> _Stored entries_
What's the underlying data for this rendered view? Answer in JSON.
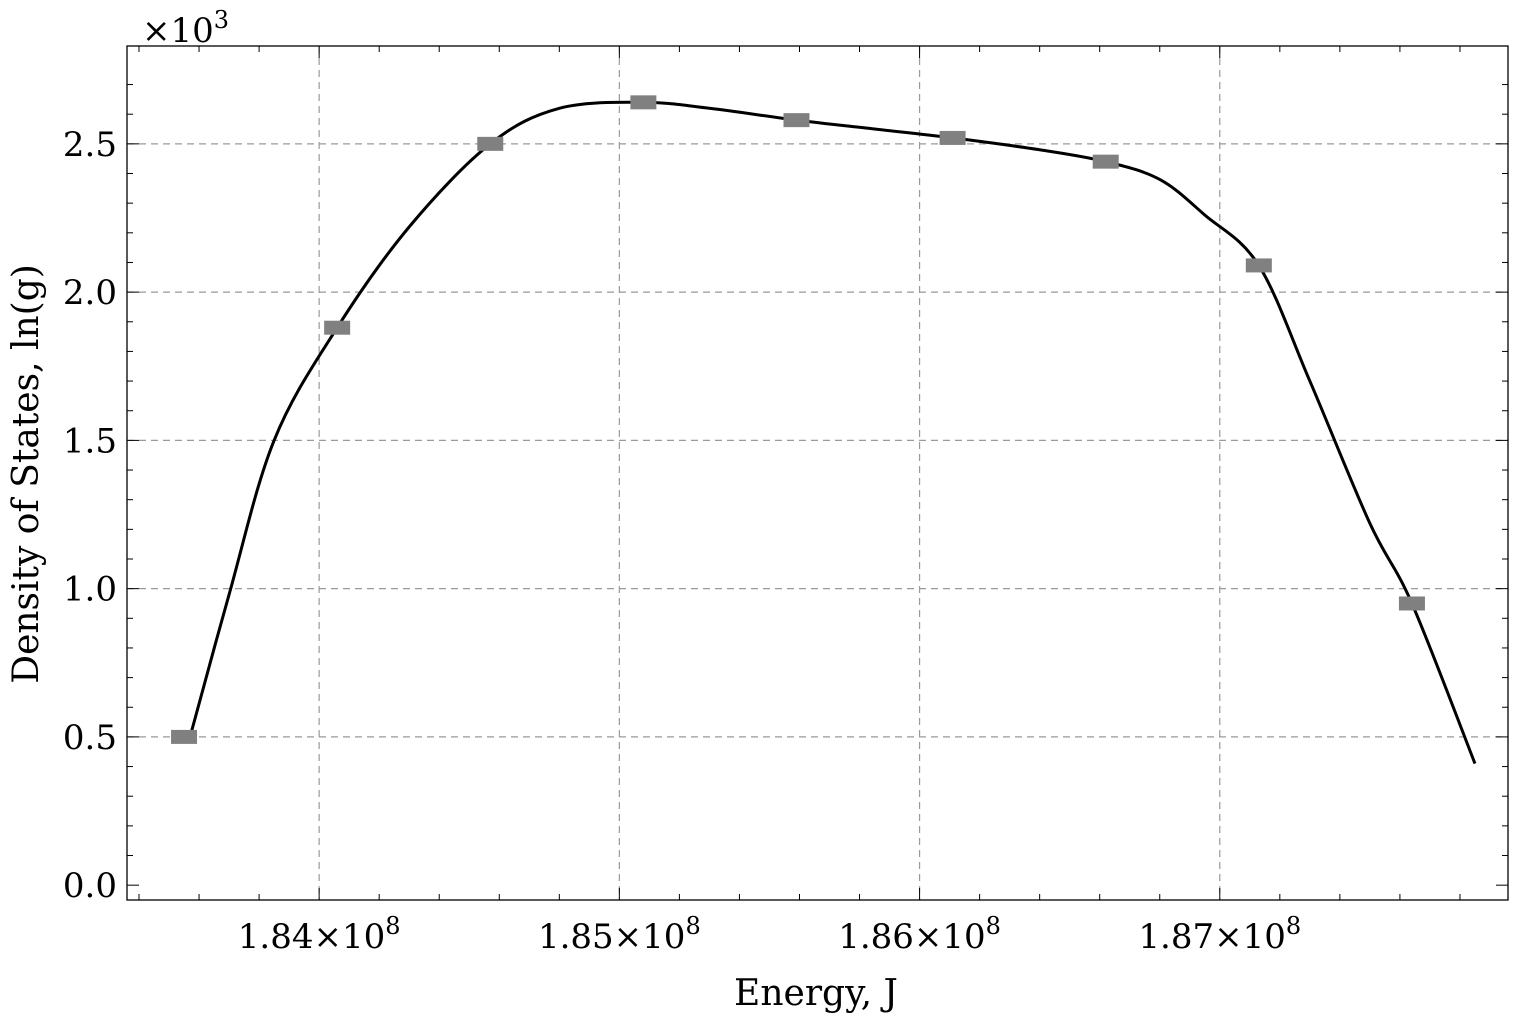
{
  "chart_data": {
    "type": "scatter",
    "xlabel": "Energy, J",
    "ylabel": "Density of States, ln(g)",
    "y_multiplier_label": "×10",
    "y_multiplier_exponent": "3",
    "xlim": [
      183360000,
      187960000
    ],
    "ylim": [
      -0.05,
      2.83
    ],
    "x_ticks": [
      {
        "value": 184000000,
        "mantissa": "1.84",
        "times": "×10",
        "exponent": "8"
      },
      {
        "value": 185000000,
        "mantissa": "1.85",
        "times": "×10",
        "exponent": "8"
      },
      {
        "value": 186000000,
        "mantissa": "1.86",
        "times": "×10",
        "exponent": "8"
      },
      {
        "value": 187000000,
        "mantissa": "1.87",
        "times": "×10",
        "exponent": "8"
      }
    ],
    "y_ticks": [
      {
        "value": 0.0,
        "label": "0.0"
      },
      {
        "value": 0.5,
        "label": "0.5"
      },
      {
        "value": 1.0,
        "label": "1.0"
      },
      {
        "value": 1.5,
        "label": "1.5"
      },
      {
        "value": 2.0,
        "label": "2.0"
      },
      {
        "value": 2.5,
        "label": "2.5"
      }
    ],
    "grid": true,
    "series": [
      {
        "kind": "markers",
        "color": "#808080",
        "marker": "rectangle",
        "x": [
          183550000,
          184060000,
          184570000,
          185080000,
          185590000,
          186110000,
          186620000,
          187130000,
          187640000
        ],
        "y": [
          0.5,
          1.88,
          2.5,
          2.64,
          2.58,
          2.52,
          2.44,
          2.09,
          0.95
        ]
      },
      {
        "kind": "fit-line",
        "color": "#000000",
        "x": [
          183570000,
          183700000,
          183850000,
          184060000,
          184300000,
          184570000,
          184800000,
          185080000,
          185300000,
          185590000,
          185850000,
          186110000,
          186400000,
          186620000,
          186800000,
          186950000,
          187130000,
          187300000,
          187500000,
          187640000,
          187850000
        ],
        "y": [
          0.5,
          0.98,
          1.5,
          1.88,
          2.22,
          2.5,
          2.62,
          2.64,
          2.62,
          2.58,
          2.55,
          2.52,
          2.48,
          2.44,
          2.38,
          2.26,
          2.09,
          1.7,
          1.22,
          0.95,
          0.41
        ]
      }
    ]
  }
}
...
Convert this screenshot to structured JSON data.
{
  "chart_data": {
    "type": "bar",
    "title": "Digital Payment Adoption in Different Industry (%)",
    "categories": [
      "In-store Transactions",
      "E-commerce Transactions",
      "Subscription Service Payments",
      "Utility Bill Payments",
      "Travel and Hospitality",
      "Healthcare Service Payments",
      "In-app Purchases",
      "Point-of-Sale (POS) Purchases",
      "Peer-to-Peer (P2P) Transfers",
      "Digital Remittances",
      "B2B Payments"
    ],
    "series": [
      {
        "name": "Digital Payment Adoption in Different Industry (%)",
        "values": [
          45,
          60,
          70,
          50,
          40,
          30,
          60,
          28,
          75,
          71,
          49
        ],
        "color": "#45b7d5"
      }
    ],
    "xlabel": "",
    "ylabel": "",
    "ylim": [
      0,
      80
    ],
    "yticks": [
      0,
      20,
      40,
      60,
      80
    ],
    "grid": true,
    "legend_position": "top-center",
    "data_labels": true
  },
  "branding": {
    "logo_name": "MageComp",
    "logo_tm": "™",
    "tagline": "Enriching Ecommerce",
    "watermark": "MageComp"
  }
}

> _Do this_
Check each line above for "MageComp" and return the ones that have it.

> _Solution to this exercise_
    "logo_name": "MageComp",
    "watermark": "MageComp"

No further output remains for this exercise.